Brief:
Report how many lines include the word "bullseye", and nothing besides that number.

# # # # #

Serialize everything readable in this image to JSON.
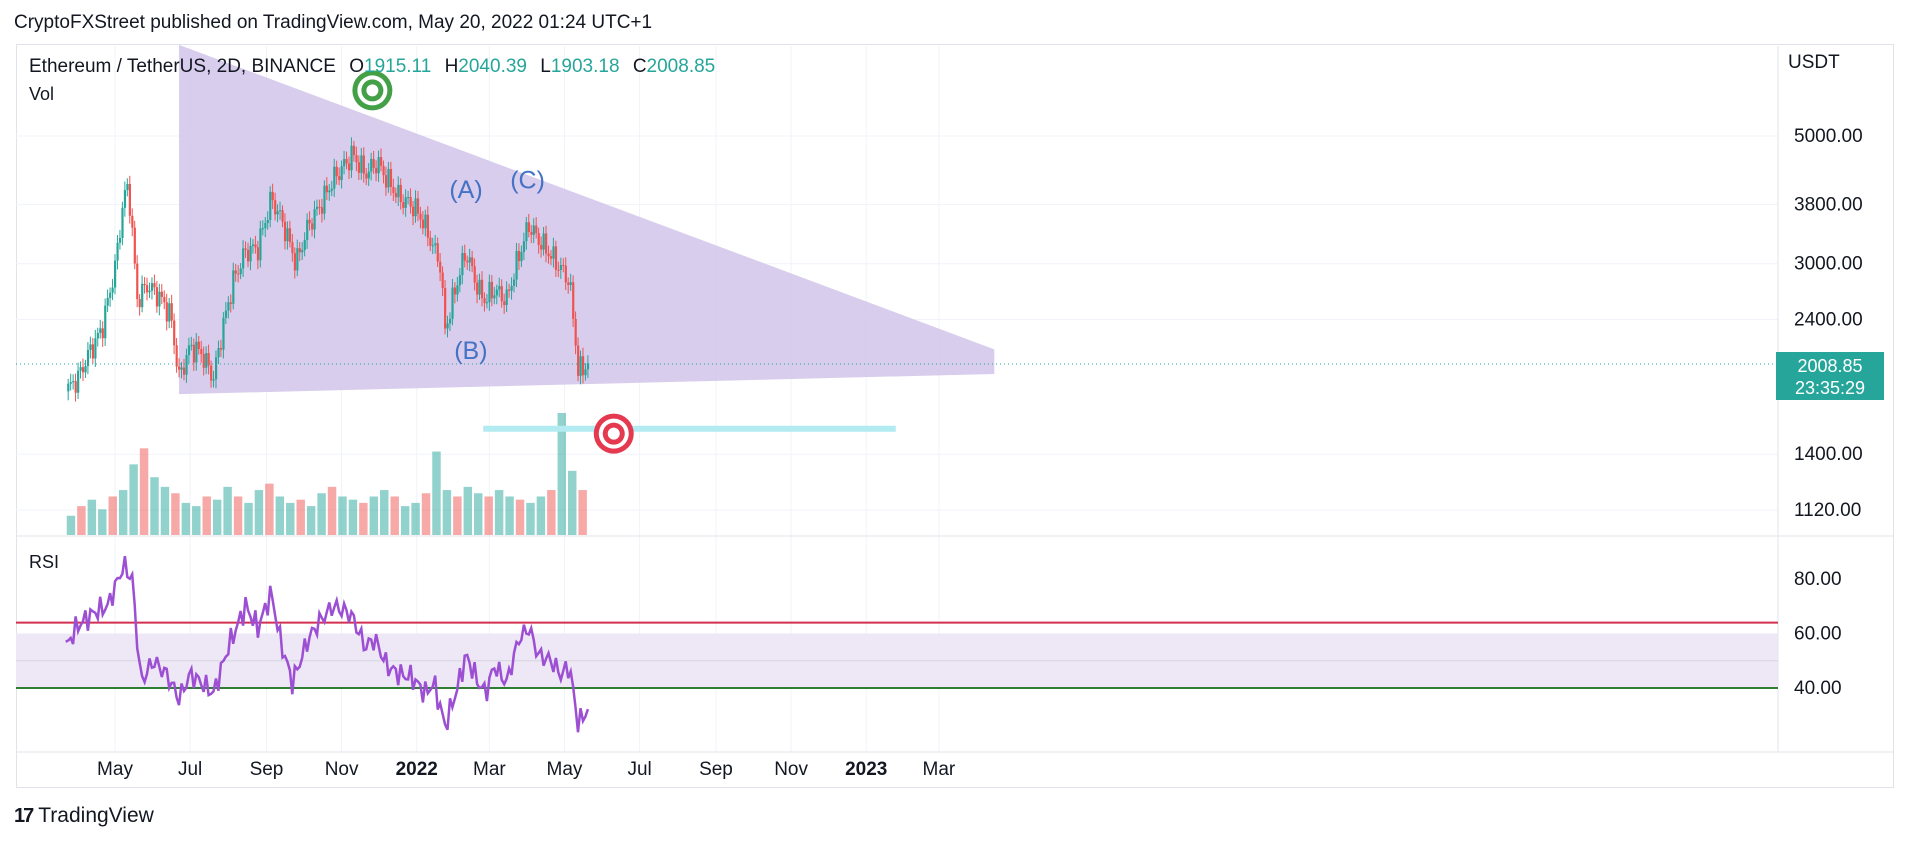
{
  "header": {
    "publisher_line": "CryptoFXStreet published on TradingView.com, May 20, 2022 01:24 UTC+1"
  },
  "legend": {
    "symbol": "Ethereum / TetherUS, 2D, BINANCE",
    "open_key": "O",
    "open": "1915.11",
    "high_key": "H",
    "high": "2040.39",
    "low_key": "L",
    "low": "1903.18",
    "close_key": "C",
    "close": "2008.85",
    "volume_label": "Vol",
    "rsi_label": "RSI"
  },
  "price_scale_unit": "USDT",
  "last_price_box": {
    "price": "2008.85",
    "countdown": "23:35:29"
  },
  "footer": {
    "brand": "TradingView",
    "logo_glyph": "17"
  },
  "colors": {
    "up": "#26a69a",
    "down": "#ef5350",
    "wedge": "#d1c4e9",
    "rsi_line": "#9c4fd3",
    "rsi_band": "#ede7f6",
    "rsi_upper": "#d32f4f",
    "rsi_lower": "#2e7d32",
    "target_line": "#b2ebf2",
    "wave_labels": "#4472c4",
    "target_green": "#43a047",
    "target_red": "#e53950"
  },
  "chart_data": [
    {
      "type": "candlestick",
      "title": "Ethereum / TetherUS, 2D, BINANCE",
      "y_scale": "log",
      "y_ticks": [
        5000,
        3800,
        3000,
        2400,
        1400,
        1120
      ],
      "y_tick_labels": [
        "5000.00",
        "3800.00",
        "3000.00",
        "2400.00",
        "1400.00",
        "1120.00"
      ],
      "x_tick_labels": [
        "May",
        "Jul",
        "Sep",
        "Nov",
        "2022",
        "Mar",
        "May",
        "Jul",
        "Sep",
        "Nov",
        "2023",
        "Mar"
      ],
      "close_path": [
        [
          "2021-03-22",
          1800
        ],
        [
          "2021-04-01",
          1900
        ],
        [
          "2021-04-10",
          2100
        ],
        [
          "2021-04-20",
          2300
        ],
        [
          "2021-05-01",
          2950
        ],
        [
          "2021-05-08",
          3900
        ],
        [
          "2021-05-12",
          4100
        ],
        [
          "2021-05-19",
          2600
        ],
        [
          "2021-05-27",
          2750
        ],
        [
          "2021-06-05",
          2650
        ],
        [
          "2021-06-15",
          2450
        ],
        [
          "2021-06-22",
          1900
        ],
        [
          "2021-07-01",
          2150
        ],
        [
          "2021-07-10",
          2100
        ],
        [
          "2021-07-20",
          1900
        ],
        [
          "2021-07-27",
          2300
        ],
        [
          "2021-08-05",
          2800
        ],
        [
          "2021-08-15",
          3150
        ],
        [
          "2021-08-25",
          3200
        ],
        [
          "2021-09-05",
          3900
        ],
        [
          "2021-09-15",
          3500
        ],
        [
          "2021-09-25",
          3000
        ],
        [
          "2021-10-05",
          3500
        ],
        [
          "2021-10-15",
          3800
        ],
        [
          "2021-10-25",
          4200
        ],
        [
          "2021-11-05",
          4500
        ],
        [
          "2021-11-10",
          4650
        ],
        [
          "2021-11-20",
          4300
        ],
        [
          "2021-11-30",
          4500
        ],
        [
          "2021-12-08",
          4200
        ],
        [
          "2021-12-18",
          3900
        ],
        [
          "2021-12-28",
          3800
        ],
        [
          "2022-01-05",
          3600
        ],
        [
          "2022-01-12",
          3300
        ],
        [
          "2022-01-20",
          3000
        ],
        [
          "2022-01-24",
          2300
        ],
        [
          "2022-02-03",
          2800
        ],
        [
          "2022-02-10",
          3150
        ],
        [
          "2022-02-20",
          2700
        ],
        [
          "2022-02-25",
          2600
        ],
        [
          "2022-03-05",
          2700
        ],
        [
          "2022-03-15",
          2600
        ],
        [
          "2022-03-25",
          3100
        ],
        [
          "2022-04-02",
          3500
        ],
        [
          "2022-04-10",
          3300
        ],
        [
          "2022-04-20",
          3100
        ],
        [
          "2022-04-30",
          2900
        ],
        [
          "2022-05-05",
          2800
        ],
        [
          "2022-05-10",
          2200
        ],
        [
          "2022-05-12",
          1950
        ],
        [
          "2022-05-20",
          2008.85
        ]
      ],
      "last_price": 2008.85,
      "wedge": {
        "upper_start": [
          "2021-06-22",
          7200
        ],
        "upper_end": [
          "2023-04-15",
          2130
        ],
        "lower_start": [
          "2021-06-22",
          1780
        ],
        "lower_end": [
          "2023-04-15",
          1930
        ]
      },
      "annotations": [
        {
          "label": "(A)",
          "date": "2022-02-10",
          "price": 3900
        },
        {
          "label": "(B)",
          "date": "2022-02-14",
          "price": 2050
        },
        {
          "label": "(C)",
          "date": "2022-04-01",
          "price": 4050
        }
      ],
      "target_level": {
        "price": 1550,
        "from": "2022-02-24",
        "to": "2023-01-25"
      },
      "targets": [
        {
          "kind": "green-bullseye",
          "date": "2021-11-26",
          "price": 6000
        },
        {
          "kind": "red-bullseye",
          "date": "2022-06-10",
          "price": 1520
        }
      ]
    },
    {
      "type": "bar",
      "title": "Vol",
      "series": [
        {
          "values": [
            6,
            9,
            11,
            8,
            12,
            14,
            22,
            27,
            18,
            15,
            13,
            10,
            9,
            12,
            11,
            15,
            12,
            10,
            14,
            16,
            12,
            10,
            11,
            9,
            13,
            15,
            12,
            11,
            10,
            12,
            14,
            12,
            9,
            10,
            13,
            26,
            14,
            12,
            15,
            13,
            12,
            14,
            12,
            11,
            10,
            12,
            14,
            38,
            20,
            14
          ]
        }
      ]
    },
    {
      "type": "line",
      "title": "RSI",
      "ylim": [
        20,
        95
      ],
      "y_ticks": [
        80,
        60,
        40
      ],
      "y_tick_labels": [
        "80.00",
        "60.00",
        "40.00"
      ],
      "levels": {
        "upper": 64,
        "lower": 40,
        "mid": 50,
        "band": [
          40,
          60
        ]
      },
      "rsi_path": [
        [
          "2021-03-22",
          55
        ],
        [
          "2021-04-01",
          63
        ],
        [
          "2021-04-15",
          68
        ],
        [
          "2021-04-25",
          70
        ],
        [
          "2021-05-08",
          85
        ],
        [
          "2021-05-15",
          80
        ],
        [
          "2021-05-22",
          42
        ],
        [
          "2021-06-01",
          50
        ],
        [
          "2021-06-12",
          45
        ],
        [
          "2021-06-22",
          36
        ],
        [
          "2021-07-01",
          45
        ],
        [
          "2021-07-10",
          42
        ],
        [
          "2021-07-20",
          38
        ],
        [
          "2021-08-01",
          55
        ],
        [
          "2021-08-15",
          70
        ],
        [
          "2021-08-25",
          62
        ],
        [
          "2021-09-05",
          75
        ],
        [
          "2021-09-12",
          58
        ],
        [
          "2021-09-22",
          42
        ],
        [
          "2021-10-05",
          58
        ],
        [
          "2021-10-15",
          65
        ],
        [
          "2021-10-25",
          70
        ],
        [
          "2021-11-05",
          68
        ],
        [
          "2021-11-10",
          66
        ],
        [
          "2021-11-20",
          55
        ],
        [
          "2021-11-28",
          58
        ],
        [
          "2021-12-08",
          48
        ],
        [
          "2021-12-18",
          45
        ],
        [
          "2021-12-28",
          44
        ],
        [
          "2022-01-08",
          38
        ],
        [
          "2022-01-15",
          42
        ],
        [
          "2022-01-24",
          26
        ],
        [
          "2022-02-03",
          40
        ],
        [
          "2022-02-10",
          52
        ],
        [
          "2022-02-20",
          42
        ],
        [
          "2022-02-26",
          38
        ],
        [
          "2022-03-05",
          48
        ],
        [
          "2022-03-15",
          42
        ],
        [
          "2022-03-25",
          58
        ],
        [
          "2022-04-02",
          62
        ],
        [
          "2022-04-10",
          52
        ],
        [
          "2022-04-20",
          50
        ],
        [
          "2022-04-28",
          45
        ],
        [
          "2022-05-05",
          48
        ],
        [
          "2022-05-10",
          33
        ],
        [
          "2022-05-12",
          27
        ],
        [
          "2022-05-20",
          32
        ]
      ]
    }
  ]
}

# # # # #

Complete output:
2